··· DATA EXCERPTS

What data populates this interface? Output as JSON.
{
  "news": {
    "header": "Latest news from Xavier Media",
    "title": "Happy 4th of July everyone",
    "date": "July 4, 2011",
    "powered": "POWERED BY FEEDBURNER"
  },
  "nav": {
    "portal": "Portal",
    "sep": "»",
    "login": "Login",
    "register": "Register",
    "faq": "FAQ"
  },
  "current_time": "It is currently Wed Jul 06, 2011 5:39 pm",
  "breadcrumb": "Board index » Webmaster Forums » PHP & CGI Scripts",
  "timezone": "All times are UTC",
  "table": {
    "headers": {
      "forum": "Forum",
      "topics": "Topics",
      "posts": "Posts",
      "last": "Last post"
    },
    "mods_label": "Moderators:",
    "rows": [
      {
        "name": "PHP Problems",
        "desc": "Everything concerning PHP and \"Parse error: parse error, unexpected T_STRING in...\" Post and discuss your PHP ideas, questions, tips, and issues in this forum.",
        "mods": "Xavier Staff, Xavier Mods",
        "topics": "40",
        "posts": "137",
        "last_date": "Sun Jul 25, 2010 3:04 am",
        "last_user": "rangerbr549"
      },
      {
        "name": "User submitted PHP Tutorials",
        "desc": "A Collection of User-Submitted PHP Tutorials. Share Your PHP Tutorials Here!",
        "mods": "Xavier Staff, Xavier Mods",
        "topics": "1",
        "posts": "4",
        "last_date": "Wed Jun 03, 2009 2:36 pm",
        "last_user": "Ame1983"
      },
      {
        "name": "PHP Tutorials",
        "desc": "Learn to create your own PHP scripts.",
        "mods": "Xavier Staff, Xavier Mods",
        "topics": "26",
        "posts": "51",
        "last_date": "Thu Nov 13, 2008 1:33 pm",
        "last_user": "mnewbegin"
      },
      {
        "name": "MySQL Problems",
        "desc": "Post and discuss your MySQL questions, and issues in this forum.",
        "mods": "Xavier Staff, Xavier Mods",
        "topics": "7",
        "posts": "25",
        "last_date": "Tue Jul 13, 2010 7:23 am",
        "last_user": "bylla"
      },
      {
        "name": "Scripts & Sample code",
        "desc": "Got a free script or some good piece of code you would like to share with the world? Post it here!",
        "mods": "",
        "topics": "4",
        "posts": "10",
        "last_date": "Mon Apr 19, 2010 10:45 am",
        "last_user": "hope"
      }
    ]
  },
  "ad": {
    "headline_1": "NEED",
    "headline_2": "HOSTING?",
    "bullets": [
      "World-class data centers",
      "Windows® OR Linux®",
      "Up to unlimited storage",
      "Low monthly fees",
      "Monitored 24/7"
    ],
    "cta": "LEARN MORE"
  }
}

······

* [PROBLEM TO WORK ON]: Above are some records. Print them all exactly.

* [RESPONSE TO THIS TASK]:
What data populates this interface? Output as JSON.
{
  "news": {
    "header": "Latest news from Xavier Media",
    "title": "Happy 4th of July everyone",
    "date": "July 4, 2011",
    "powered": "POWERED BY FEEDBURNER"
  },
  "nav": {
    "portal": "Portal",
    "sep": "»",
    "login": "Login",
    "register": "Register",
    "faq": "FAQ"
  },
  "current_time": "It is currently Wed Jul 06, 2011 5:39 pm",
  "breadcrumb": "Board index » Webmaster Forums » PHP & CGI Scripts",
  "timezone": "All times are UTC",
  "table": {
    "headers": {
      "forum": "Forum",
      "topics": "Topics",
      "posts": "Posts",
      "last": "Last post"
    },
    "mods_label": "Moderators:",
    "rows": [
      {
        "name": "PHP Problems",
        "desc": "Everything concerning PHP and \"Parse error: parse error, unexpected T_STRING in...\" Post and discuss your PHP ideas, questions, tips, and issues in this forum.",
        "mods": "Xavier Staff, Xavier Mods",
        "topics": "40",
        "posts": "137",
        "last_date": "Sun Jul 25, 2010 3:04 am",
        "last_user": "rangerbr549"
      },
      {
        "name": "User submitted PHP Tutorials",
        "desc": "A Collection of User-Submitted PHP Tutorials. Share Your PHP Tutorials Here!",
        "mods": "Xavier Staff, Xavier Mods",
        "topics": "1",
        "posts": "4",
        "last_date": "Wed Jun 03, 2009 2:36 pm",
        "last_user": "Ame1983"
      },
      {
        "name": "PHP Tutorials",
        "desc": "Learn to create your own PHP scripts.",
        "mods": "Xavier Staff, Xavier Mods",
        "topics": "26",
        "posts": "51",
        "last_date": "Thu Nov 13, 2008 1:33 pm",
        "last_user": "mnewbegin"
      },
      {
        "name": "MySQL Problems",
        "desc": "Post and discuss your MySQL questions, and issues in this forum.",
        "mods": "Xavier Staff, Xavier Mods",
        "topics": "7",
        "posts": "25",
        "last_date": "Tue Jul 13, 2010 7:23 am",
        "last_user": "bylla"
      },
      {
        "name": "Scripts & Sample code",
        "desc": "Got a free script or some good piece of code you would like to share with the world? Post it here!",
        "mods": "",
        "topics": "4",
        "posts": "10",
        "last_date": "Mon Apr 19, 2010 10:45 am",
        "last_user": "hope"
      }
    ]
  },
  "ad": {
    "headline_1": "NEED",
    "headline_2": "HOSTING?",
    "bullets": [
      "World-class data centers",
      "Windows® OR Linux®",
      "Up to unlimited storage",
      "Low monthly fees",
      "Monitored 24/7"
    ],
    "cta": "LEARN MORE"
  }
}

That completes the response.